Recorded data:
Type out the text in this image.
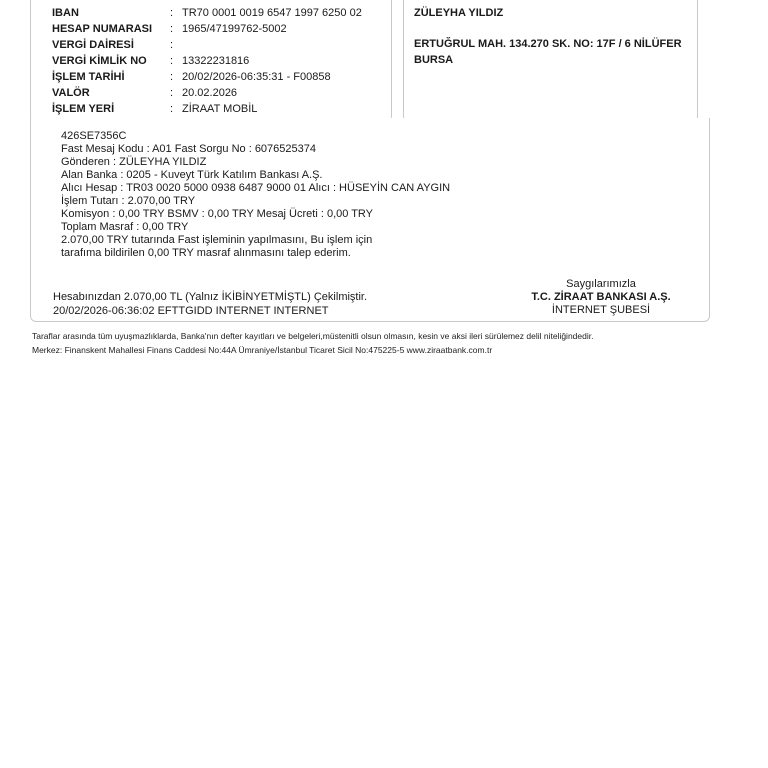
ZÜLEYHA YILDIZ
ERTUĞRUL MAH. 134.270 SK. NO: 17F / 6 NİLÜFER
BURSA
IBAN	: TR70 0001 0019 6547 1997 6250 02
HESAP NUMARASI : 1965/47199762-5002
VERGİ DAİRESİ	:
VERGİ KİMLİK NO : 13322231816
İŞLEM TARİHİ	: 20/02/2026-06:35:31 - F00858
VALÖR	: 20.02.2026
İŞLEM YERİ	: ZİRAAT MOBİL
426SE7356C
Fast Mesaj Kodu : A01 Fast Sorgu No : 6076525374
Gönderen : ZÜLEYHA YILDIZ
Alan Banka : 0205 - Kuveyt Türk Katılım Bankası A.Ş.
Alıcı Hesap : TR03 0020 5000 0938 6487 9000 01 Alıcı : HÜSEYİN CAN AYGIN
İşlem Tutarı : 2.070,00 TRY
Komisyon : 0,00 TRY BSMV : 0,00 TRY Mesaj Ücreti : 0,00 TRY
Toplam Masraf : 0,00 TRY
2.070,00 TRY tutarında Fast işleminin yapılmasını, Bu işlem için
tarafıma bildirilen 0,00 TRY masraf alınmasını talep ederim.
Hesabınızdan 2.070,00 TL (Yalnız İKİBİNYETMİŞTL) Çekilmiştir.
20/02/2026-06:36:02 EFTTGIDD INTERNET INTERNET
Saygılarımızla
T.C. ZİRAAT BANKASI A.Ş.
İNTERNET ŞUBESİ
Taraflar arasında tüm uyuşmazlıklarda, Banka'nın defter kayıtları ve belgeleri,müstenitli olsun olmasın, kesin ve aksi ileri sürülemez delil niteliğindedir.
Merkez: Finanskent Mahallesi Finans Caddesi No:44A Ümraniye/İstanbul Ticaret Sicil No:475225-5 www.ziraatbank.com.tr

Exercise prompt: Set down every record once more, word for word, without pictures.

The reply:
Type out the text in this image.
ZÜLEYHA YILDIZ
ERTUĞRUL MAH. 134.270 SK. NO: 17F / 6 NİLÜFER
BURSA
IBAN	: TR70 0001 0019 6547 1997 6250 02
HESAP NUMARASI : 1965/47199762-5002
VERGİ DAİRESİ	:
VERGİ KİMLİK NO : 13322231816
İŞLEM TARİHİ	: 20/02/2026-06:35:31 - F00858
VALÖR	: 20.02.2026
İŞLEM YERİ	: ZİRAAT MOBİL
426SE7356C
Fast Mesaj Kodu : A01 Fast Sorgu No : 6076525374
Gönderen : ZÜLEYHA YILDIZ
Alan Banka : 0205 - Kuveyt Türk Katılım Bankası A.Ş.
Alıcı Hesap : TR03 0020 5000 0938 6487 9000 01 Alıcı : HÜSEYİN CAN AYGIN
İşlem Tutarı : 2.070,00 TRY
Komisyon : 0,00 TRY BSMV : 0,00 TRY Mesaj Ücreti : 0,00 TRY
Toplam Masraf : 0,00 TRY
2.070,00 TRY tutarında Fast işleminin yapılmasını, Bu işlem için
tarafıma bildirilen 0,00 TRY masraf alınmasını talep ederim.
Hesabınızdan 2.070,00 TL (Yalnız İKİBİNYETMİŞTL) Çekilmiştir.
20/02/2026-06:36:02 EFTTGIDD INTERNET INTERNET
Saygılarımızla
T.C. ZİRAAT BANKASI A.Ş.
İNTERNET ŞUBESİ
Taraflar arasında tüm uyuşmazlıklarda, Banka'nın defter kayıtları ve belgeleri,müstenitli olsun olmasın, kesin ve aksi ileri sürülemez delil niteliğindedir.
Merkez: Finanskent Mahallesi Finans Caddesi No:44A Ümraniye/İstanbul Ticaret Sicil No:475225-5 www.ziraatbank.com.tr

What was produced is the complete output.